(Figure content listings)
—————

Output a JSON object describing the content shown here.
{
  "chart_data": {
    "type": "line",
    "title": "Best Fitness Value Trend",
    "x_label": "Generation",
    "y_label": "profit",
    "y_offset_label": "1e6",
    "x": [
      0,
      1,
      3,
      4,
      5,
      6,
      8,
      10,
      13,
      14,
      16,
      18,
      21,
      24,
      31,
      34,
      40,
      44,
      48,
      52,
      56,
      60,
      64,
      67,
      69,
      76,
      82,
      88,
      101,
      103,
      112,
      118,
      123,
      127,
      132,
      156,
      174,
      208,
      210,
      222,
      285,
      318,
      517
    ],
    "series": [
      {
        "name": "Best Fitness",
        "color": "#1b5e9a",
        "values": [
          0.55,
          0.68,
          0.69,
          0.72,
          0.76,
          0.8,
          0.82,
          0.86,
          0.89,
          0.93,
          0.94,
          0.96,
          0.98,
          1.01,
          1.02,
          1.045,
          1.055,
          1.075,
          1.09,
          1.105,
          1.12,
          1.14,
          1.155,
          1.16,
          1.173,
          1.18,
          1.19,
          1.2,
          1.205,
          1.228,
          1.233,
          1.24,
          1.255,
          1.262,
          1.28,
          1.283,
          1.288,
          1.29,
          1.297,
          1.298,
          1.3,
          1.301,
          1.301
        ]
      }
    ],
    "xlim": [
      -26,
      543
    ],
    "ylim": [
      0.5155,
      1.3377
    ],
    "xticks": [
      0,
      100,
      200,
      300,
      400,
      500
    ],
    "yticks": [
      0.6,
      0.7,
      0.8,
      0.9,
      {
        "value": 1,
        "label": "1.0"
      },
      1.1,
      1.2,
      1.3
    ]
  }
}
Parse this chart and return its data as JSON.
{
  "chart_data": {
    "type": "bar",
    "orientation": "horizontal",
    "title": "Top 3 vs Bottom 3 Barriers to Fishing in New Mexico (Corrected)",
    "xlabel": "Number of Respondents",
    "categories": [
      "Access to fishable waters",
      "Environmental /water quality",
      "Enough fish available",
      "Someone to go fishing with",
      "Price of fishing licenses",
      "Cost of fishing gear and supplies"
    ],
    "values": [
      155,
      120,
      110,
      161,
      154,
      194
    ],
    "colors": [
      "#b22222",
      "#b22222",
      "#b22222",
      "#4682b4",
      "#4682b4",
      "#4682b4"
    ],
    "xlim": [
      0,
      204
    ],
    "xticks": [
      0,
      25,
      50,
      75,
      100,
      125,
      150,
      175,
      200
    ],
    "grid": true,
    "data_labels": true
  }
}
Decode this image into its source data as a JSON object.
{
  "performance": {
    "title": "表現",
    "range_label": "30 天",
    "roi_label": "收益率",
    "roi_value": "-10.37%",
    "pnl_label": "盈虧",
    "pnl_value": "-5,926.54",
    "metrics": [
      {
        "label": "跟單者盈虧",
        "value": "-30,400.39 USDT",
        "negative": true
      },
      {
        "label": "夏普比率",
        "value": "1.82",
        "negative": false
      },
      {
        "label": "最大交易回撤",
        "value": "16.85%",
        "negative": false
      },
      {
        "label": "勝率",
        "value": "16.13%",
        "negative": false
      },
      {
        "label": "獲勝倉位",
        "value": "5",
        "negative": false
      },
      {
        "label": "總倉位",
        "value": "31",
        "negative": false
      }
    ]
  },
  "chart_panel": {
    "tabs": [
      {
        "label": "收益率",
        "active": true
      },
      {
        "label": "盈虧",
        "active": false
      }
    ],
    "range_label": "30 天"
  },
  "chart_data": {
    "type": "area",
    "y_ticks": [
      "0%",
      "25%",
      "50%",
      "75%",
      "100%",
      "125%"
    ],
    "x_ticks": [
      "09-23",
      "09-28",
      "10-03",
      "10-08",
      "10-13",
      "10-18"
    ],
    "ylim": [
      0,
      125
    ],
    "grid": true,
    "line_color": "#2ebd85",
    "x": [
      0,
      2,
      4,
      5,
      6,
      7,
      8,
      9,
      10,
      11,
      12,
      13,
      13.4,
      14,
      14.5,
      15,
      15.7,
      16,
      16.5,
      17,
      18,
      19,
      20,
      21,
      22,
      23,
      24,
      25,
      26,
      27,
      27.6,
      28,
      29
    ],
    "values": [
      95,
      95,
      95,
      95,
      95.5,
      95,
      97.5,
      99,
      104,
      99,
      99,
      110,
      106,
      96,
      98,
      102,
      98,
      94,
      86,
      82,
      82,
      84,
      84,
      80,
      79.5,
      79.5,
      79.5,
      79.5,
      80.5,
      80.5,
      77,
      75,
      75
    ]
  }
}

—————

*Challenge*
Write each line above out exactly.

*Worked answer*
Output a JSON object describing the content shown here.
{
  "chart_data": {
    "type": "line",
    "title": "Best Fitness Value Trend",
    "x_label": "Generation",
    "y_label": "profit",
    "y_offset_label": "1e6",
    "x": [
      0,
      1,
      3,
      4,
      5,
      6,
      8,
      10,
      13,
      14,
      16,
      18,
      21,
      24,
      31,
      34,
      40,
      44,
      48,
      52,
      56,
      60,
      64,
      67,
      69,
      76,
      82,
      88,
      101,
      103,
      112,
      118,
      123,
      127,
      132,
      156,
      174,
      208,
      210,
      222,
      285,
      318,
      517
    ],
    "series": [
      {
        "name": "Best Fitness",
        "color": "#1b5e9a",
        "values": [
          0.55,
          0.68,
          0.69,
          0.72,
          0.76,
          0.8,
          0.82,
          0.86,
          0.89,
          0.93,
          0.94,
          0.96,
          0.98,
          1.01,
          1.02,
          1.045,
          1.055,
          1.075,
          1.09,
          1.105,
          1.12,
          1.14,
          1.155,
          1.16,
          1.173,
          1.18,
          1.19,
          1.2,
          1.205,
          1.228,
          1.233,
          1.24,
          1.255,
          1.262,
          1.28,
          1.283,
          1.288,
          1.29,
          1.297,
          1.298,
          1.3,
          1.301,
          1.301
        ]
      }
    ],
    "xlim": [
      -26,
      543
    ],
    "ylim": [
      0.5155,
      1.3377
    ],
    "xticks": [
      0,
      100,
      200,
      300,
      400,
      500
    ],
    "yticks": [
      0.6,
      0.7,
      0.8,
      0.9,
      {
        "value": 1,
        "label": "1.0"
      },
      1.1,
      1.2,
      1.3
    ]
  }
}
Parse this chart and return its data as JSON.
{
  "chart_data": {
    "type": "bar",
    "orientation": "horizontal",
    "title": "Top 3 vs Bottom 3 Barriers to Fishing in New Mexico (Corrected)",
    "xlabel": "Number of Respondents",
    "categories": [
      "Access to fishable waters",
      "Environmental /water quality",
      "Enough fish available",
      "Someone to go fishing with",
      "Price of fishing licenses",
      "Cost of fishing gear and supplies"
    ],
    "values": [
      155,
      120,
      110,
      161,
      154,
      194
    ],
    "colors": [
      "#b22222",
      "#b22222",
      "#b22222",
      "#4682b4",
      "#4682b4",
      "#4682b4"
    ],
    "xlim": [
      0,
      204
    ],
    "xticks": [
      0,
      25,
      50,
      75,
      100,
      125,
      150,
      175,
      200
    ],
    "grid": true,
    "data_labels": true
  }
}
Decode this image into its source data as a JSON object.
{
  "performance": {
    "title": "表現",
    "range_label": "30 天",
    "roi_label": "收益率",
    "roi_value": "-10.37%",
    "pnl_label": "盈虧",
    "pnl_value": "-5,926.54",
    "metrics": [
      {
        "label": "跟單者盈虧",
        "value": "-30,400.39 USDT",
        "negative": true
      },
      {
        "label": "夏普比率",
        "value": "1.82",
        "negative": false
      },
      {
        "label": "最大交易回撤",
        "value": "16.85%",
        "negative": false
      },
      {
        "label": "勝率",
        "value": "16.13%",
        "negative": false
      },
      {
        "label": "獲勝倉位",
        "value": "5",
        "negative": false
      },
      {
        "label": "總倉位",
        "value": "31",
        "negative": false
      }
    ]
  },
  "chart_panel": {
    "tabs": [
      {
        "label": "收益率",
        "active": true
      },
      {
        "label": "盈虧",
        "active": false
      }
    ],
    "range_label": "30 天"
  },
  "chart_data": {
    "type": "area",
    "y_ticks": [
      "0%",
      "25%",
      "50%",
      "75%",
      "100%",
      "125%"
    ],
    "x_ticks": [
      "09-23",
      "09-28",
      "10-03",
      "10-08",
      "10-13",
      "10-18"
    ],
    "ylim": [
      0,
      125
    ],
    "grid": true,
    "line_color": "#2ebd85",
    "x": [
      0,
      2,
      4,
      5,
      6,
      7,
      8,
      9,
      10,
      11,
      12,
      13,
      13.4,
      14,
      14.5,
      15,
      15.7,
      16,
      16.5,
      17,
      18,
      19,
      20,
      21,
      22,
      23,
      24,
      25,
      26,
      27,
      27.6,
      28,
      29
    ],
    "values": [
      95,
      95,
      95,
      95,
      95.5,
      95,
      97.5,
      99,
      104,
      99,
      99,
      110,
      106,
      96,
      98,
      102,
      98,
      94,
      86,
      82,
      82,
      84,
      84,
      80,
      79.5,
      79.5,
      79.5,
      79.5,
      80.5,
      80.5,
      77,
      75,
      75
    ]
  }
}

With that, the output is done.